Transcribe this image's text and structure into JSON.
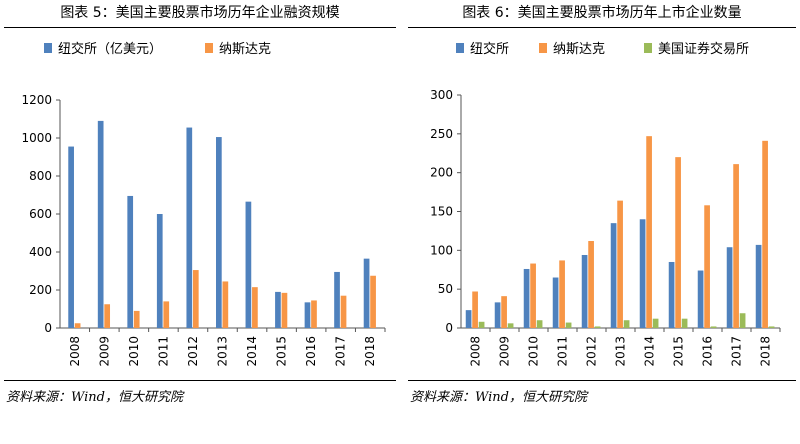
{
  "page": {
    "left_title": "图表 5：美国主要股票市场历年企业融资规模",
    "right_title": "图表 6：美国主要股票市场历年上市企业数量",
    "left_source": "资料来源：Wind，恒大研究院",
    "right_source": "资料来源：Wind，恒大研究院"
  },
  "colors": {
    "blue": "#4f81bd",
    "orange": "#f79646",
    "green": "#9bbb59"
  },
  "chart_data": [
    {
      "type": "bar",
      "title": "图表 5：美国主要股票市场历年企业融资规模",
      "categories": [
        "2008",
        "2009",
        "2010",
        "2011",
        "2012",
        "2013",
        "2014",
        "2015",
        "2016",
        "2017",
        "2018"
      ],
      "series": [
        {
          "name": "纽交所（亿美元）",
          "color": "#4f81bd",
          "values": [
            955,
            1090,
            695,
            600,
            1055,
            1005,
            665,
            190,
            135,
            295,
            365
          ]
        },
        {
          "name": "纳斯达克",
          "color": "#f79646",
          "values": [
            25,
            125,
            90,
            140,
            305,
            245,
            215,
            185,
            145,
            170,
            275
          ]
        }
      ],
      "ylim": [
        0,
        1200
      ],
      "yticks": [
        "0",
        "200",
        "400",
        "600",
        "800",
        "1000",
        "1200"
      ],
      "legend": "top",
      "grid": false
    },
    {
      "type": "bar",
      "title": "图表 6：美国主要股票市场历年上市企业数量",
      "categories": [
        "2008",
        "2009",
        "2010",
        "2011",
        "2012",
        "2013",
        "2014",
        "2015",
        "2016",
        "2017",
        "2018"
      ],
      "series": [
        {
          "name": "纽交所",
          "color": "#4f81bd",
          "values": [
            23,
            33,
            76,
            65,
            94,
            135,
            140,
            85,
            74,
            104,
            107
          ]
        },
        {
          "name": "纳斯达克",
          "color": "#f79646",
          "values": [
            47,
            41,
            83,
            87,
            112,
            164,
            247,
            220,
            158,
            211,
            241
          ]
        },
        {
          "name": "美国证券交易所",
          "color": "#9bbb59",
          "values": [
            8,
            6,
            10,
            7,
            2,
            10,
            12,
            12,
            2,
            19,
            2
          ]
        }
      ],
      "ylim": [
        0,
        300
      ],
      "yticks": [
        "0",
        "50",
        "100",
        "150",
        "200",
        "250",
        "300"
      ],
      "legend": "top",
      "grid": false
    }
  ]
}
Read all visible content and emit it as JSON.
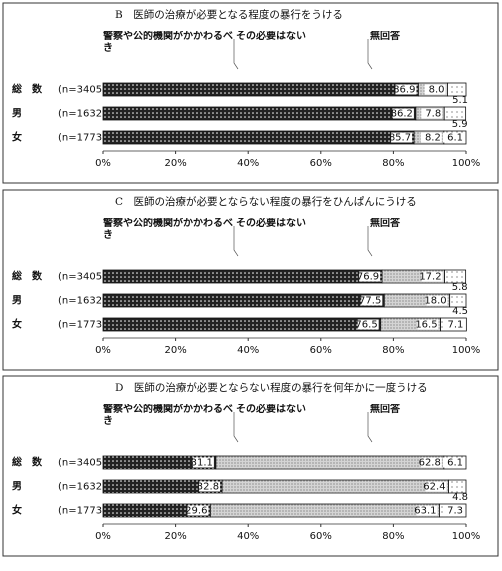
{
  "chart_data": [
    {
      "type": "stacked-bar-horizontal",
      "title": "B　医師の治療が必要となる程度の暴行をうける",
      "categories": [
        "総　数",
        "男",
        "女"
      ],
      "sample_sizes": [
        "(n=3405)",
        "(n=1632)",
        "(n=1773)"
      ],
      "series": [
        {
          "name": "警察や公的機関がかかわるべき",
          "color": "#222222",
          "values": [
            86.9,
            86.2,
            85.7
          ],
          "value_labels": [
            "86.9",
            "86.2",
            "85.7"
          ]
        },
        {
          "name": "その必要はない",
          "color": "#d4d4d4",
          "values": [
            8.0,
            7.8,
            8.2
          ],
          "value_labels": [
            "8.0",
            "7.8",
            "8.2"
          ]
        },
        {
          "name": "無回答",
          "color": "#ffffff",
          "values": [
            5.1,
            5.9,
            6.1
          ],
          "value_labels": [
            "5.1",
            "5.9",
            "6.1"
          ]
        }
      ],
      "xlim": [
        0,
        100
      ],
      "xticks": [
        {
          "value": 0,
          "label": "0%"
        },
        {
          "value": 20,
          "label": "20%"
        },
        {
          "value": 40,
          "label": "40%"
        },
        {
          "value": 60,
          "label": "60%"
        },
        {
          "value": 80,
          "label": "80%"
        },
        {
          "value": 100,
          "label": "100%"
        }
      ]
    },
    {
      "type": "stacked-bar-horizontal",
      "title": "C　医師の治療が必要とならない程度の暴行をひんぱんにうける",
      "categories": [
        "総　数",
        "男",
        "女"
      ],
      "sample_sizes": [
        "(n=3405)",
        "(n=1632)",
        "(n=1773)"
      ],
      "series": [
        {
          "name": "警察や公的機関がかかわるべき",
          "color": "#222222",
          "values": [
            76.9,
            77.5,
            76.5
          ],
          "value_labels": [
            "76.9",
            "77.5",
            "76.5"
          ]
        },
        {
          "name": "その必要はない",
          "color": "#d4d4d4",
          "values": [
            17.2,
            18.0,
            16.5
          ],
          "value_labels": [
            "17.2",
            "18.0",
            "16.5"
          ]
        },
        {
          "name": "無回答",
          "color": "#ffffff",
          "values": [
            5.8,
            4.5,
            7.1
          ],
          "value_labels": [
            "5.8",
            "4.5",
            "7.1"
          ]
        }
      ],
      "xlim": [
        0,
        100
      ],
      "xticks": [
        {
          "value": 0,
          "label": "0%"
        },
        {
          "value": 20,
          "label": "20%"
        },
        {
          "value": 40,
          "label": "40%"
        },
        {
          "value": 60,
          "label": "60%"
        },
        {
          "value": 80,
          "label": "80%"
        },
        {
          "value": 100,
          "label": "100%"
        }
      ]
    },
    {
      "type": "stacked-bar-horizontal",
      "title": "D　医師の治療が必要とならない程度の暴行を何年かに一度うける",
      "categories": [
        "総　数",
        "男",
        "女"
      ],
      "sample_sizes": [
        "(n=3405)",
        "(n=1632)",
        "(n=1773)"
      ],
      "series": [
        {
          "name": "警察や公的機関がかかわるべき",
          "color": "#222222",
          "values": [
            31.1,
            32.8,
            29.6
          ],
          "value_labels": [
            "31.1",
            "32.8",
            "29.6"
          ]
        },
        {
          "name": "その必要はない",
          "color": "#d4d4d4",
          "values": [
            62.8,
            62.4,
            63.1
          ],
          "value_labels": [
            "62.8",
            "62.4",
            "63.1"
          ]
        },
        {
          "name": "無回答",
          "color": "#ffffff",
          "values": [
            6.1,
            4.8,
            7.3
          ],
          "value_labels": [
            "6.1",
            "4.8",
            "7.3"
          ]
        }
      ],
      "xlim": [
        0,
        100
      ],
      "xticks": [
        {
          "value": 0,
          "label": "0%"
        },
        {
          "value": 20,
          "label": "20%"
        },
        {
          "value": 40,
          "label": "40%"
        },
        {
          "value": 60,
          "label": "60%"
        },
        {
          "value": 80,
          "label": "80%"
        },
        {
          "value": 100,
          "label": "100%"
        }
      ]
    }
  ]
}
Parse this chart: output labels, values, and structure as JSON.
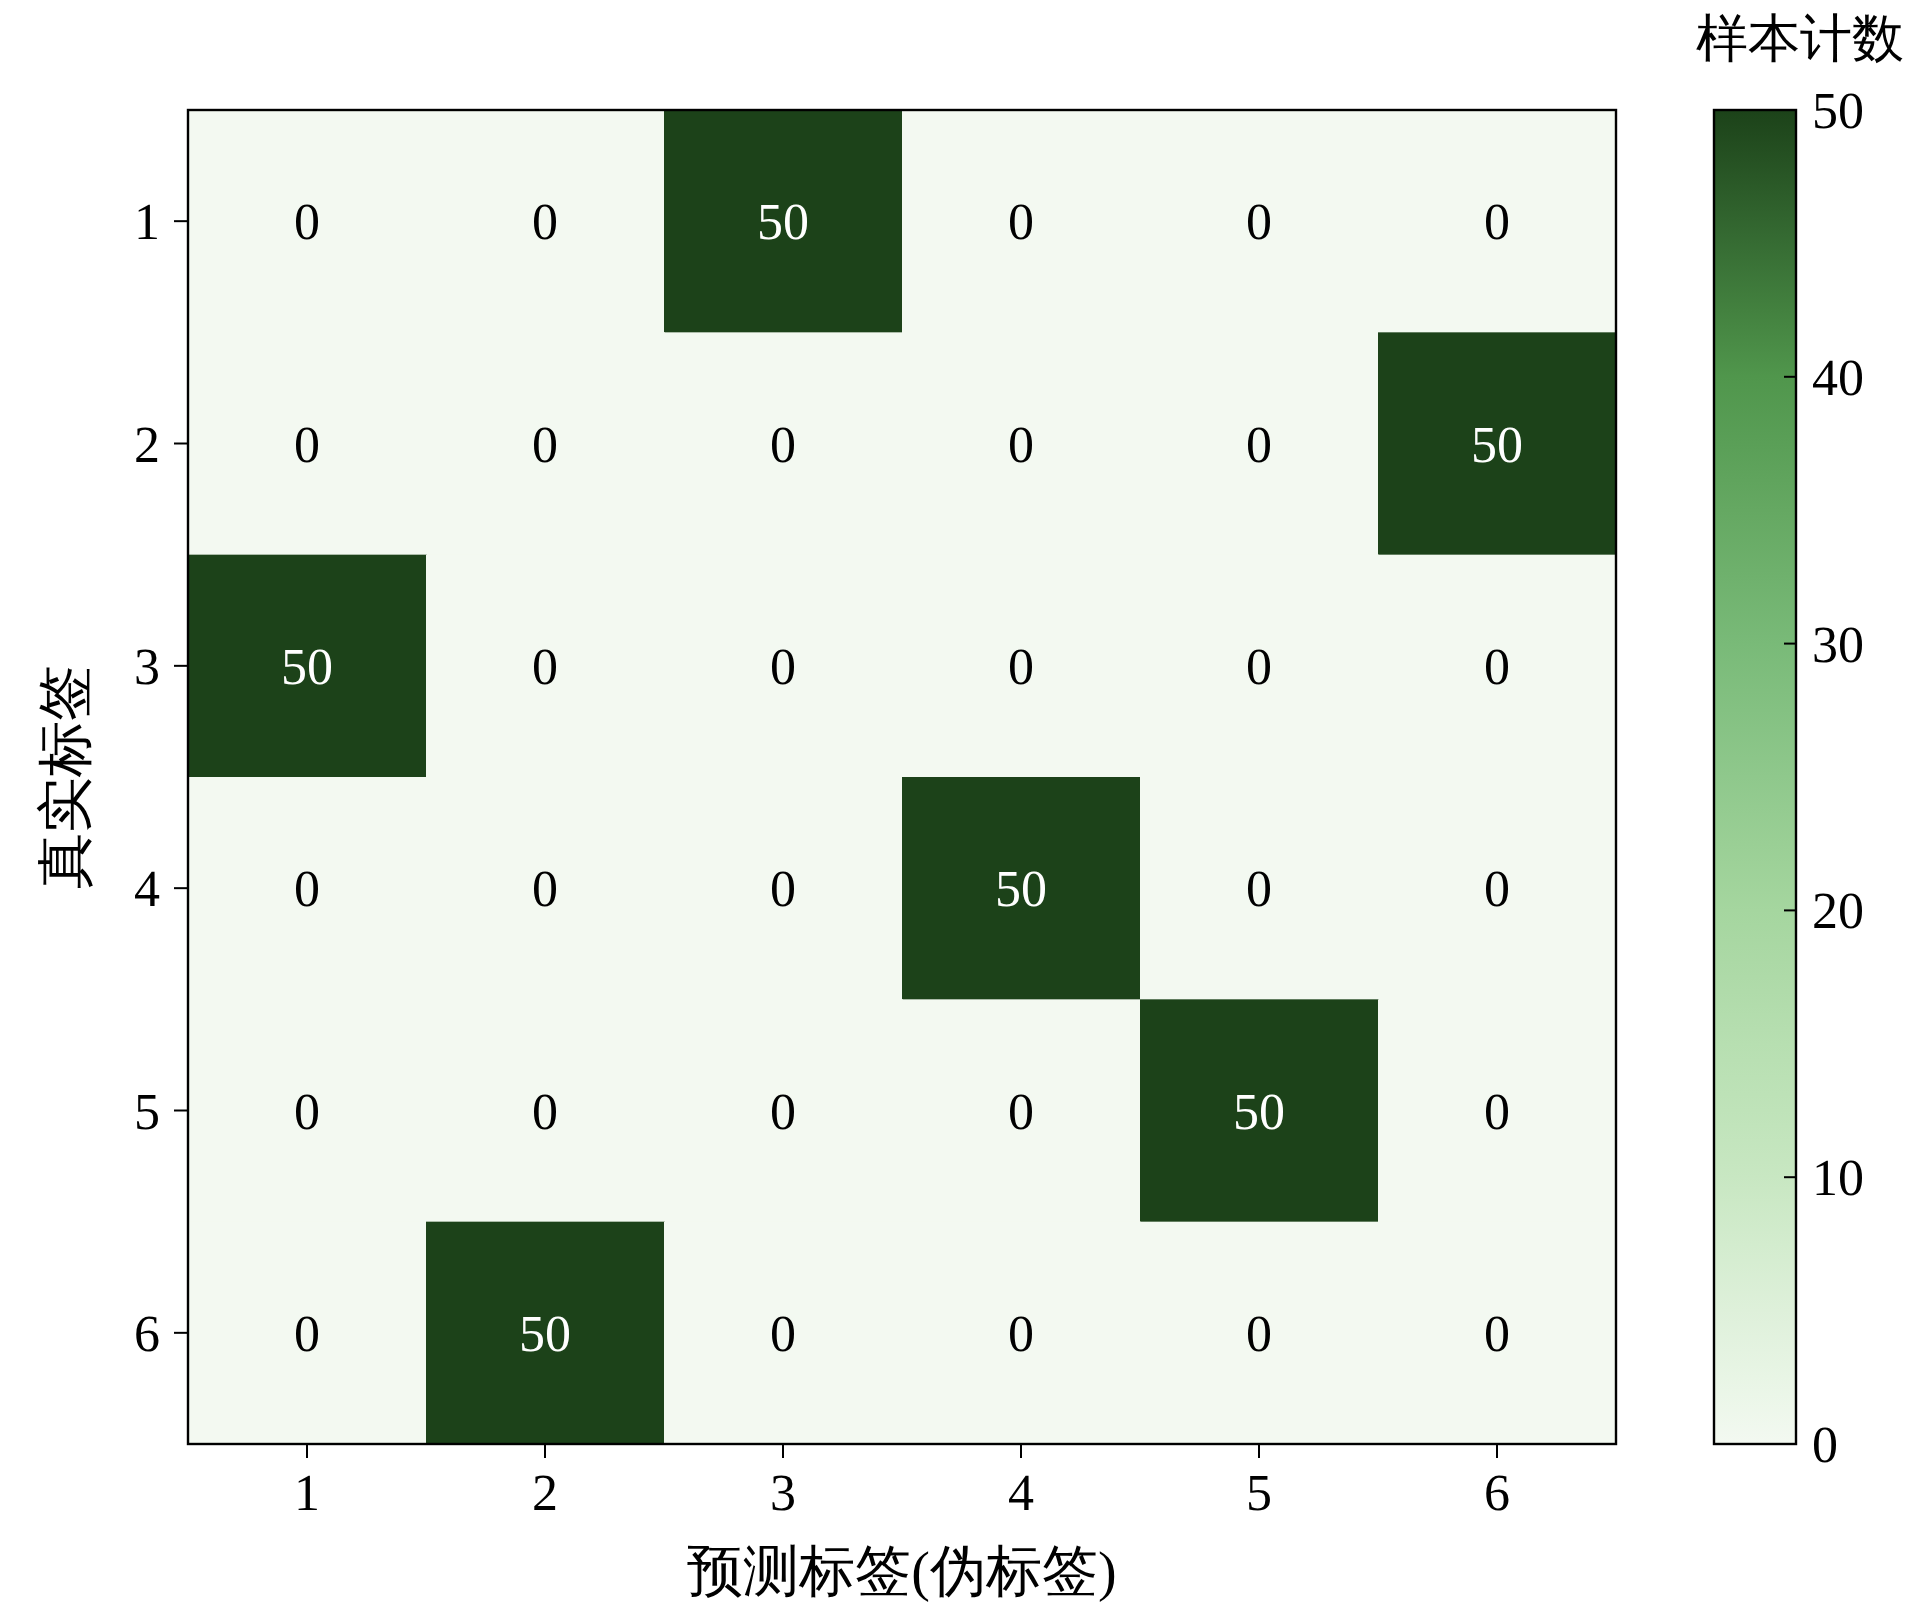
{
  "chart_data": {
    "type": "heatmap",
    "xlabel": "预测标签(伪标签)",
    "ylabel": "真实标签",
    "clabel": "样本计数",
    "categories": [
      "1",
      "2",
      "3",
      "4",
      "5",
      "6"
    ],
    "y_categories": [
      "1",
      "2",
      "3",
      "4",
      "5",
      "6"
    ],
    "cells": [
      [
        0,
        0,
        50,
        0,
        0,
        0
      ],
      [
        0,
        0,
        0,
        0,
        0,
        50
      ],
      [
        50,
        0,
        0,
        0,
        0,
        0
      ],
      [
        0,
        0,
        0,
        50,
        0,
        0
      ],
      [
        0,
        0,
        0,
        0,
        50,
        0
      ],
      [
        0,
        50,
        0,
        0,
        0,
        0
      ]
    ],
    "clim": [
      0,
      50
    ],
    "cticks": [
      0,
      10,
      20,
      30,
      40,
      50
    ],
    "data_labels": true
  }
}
────────────────
» Written request
Without the pictures, restate all of the entries above verbatim.

» Result for this exercise
Transcribe this image's text and structure into JSON.
{
  "page": {
    "left_title": "图表 5：美国主要股票市场历年企业融资规模",
    "right_title": "图表 6：美国主要股票市场历年上市企业数量",
    "left_source": "资料来源：Wind，恒大研究院",
    "right_source": "资料来源：Wind，恒大研究院"
  },
  "colors": {
    "blue": "#4f81bd",
    "orange": "#f79646",
    "green": "#9bbb59"
  },
  "chart_data": [
    {
      "type": "bar",
      "title": "图表 5：美国主要股票市场历年企业融资规模",
      "categories": [
        "2008",
        "2009",
        "2010",
        "2011",
        "2012",
        "2013",
        "2014",
        "2015",
        "2016",
        "2017",
        "2018"
      ],
      "series": [
        {
          "name": "纽交所（亿美元）",
          "color": "#4f81bd",
          "values": [
            955,
            1090,
            695,
            600,
            1055,
            1005,
            665,
            190,
            135,
            295,
            365
          ]
        },
        {
          "name": "纳斯达克",
          "color": "#f79646",
          "values": [
            25,
            125,
            90,
            140,
            305,
            245,
            215,
            185,
            145,
            170,
            275
          ]
        }
      ],
      "ylim": [
        0,
        1200
      ],
      "yticks": [
        "0",
        "200",
        "400",
        "600",
        "800",
        "1000",
        "1200"
      ],
      "legend": "top",
      "grid": false
    },
    {
      "type": "bar",
      "title": "图表 6：美国主要股票市场历年上市企业数量",
      "categories": [
        "2008",
        "2009",
        "2010",
        "2011",
        "2012",
        "2013",
        "2014",
        "2015",
        "2016",
        "2017",
        "2018"
      ],
      "series": [
        {
          "name": "纽交所",
          "color": "#4f81bd",
          "values": [
            23,
            33,
            76,
            65,
            94,
            135,
            140,
            85,
            74,
            104,
            107
          ]
        },
        {
          "name": "纳斯达克",
          "color": "#f79646",
          "values": [
            47,
            41,
            83,
            87,
            112,
            164,
            247,
            220,
            158,
            211,
            241
          ]
        },
        {
          "name": "美国证券交易所",
          "color": "#9bbb59",
          "values": [
            8,
            6,
            10,
            7,
            2,
            10,
            12,
            12,
            2,
            19,
            2
          ]
        }
      ],
      "ylim": [
        0,
        300
      ],
      "yticks": [
        "0",
        "50",
        "100",
        "150",
        "200",
        "250",
        "300"
      ],
      "legend": "top",
      "grid": false
    }
  ]
}
Read all visible content and emit it as JSON.
{
  "chart_data": [
    {
      "type": "stacked-bar-horizontal",
      "title": "B　医師の治療が必要となる程度の暴行をうける",
      "categories": [
        "総　数",
        "男",
        "女"
      ],
      "sample_sizes": [
        "(n=3405)",
        "(n=1632)",
        "(n=1773)"
      ],
      "series": [
        {
          "name": "警察や公的機関がかかわるべき",
          "color": "#222222",
          "values": [
            86.9,
            86.2,
            85.7
          ],
          "value_labels": [
            "86.9",
            "86.2",
            "85.7"
          ]
        },
        {
          "name": "その必要はない",
          "color": "#d4d4d4",
          "values": [
            8.0,
            7.8,
            8.2
          ],
          "value_labels": [
            "8.0",
            "7.8",
            "8.2"
          ]
        },
        {
          "name": "無回答",
          "color": "#ffffff",
          "values": [
            5.1,
            5.9,
            6.1
          ],
          "value_labels": [
            "5.1",
            "5.9",
            "6.1"
          ]
        }
      ],
      "xlim": [
        0,
        100
      ],
      "xticks": [
        {
          "value": 0,
          "label": "0%"
        },
        {
          "value": 20,
          "label": "20%"
        },
        {
          "value": 40,
          "label": "40%"
        },
        {
          "value": 60,
          "label": "60%"
        },
        {
          "value": 80,
          "label": "80%"
        },
        {
          "value": 100,
          "label": "100%"
        }
      ]
    },
    {
      "type": "stacked-bar-horizontal",
      "title": "C　医師の治療が必要とならない程度の暴行をひんぱんにうける",
      "categories": [
        "総　数",
        "男",
        "女"
      ],
      "sample_sizes": [
        "(n=3405)",
        "(n=1632)",
        "(n=1773)"
      ],
      "series": [
        {
          "name": "警察や公的機関がかかわるべき",
          "color": "#222222",
          "values": [
            76.9,
            77.5,
            76.5
          ],
          "value_labels": [
            "76.9",
            "77.5",
            "76.5"
          ]
        },
        {
          "name": "その必要はない",
          "color": "#d4d4d4",
          "values": [
            17.2,
            18.0,
            16.5
          ],
          "value_labels": [
            "17.2",
            "18.0",
            "16.5"
          ]
        },
        {
          "name": "無回答",
          "color": "#ffffff",
          "values": [
            5.8,
            4.5,
            7.1
          ],
          "value_labels": [
            "5.8",
            "4.5",
            "7.1"
          ]
        }
      ],
      "xlim": [
        0,
        100
      ],
      "xticks": [
        {
          "value": 0,
          "label": "0%"
        },
        {
          "value": 20,
          "label": "20%"
        },
        {
          "value": 40,
          "label": "40%"
        },
        {
          "value": 60,
          "label": "60%"
        },
        {
          "value": 80,
          "label": "80%"
        },
        {
          "value": 100,
          "label": "100%"
        }
      ]
    },
    {
      "type": "stacked-bar-horizontal",
      "title": "D　医師の治療が必要とならない程度の暴行を何年かに一度うける",
      "categories": [
        "総　数",
        "男",
        "女"
      ],
      "sample_sizes": [
        "(n=3405)",
        "(n=1632)",
        "(n=1773)"
      ],
      "series": [
        {
          "name": "警察や公的機関がかかわるべき",
          "color": "#222222",
          "values": [
            31.1,
            32.8,
            29.6
          ],
          "value_labels": [
            "31.1",
            "32.8",
            "29.6"
          ]
        },
        {
          "name": "その必要はない",
          "color": "#d4d4d4",
          "values": [
            62.8,
            62.4,
            63.1
          ],
          "value_labels": [
            "62.8",
            "62.4",
            "63.1"
          ]
        },
        {
          "name": "無回答",
          "color": "#ffffff",
          "values": [
            6.1,
            4.8,
            7.3
          ],
          "value_labels": [
            "6.1",
            "4.8",
            "7.3"
          ]
        }
      ],
      "xlim": [
        0,
        100
      ],
      "xticks": [
        {
          "value": 0,
          "label": "0%"
        },
        {
          "value": 20,
          "label": "20%"
        },
        {
          "value": 40,
          "label": "40%"
        },
        {
          "value": 60,
          "label": "60%"
        },
        {
          "value": 80,
          "label": "80%"
        },
        {
          "value": 100,
          "label": "100%"
        }
      ]
    }
  ]
}
Parse this chart: output labels, values, and structure as JSON.
{
  "chart_data": {
    "type": "heatmap",
    "xlabel": "预测标签(伪标签)",
    "ylabel": "真实标签",
    "clabel": "样本计数",
    "categories": [
      "1",
      "2",
      "3",
      "4",
      "5",
      "6"
    ],
    "y_categories": [
      "1",
      "2",
      "3",
      "4",
      "5",
      "6"
    ],
    "cells": [
      [
        0,
        0,
        50,
        0,
        0,
        0
      ],
      [
        0,
        0,
        0,
        0,
        0,
        50
      ],
      [
        50,
        0,
        0,
        0,
        0,
        0
      ],
      [
        0,
        0,
        0,
        50,
        0,
        0
      ],
      [
        0,
        0,
        0,
        0,
        50,
        0
      ],
      [
        0,
        50,
        0,
        0,
        0,
        0
      ]
    ],
    "clim": [
      0,
      50
    ],
    "cticks": [
      0,
      10,
      20,
      30,
      40,
      50
    ],
    "data_labels": true
  }
}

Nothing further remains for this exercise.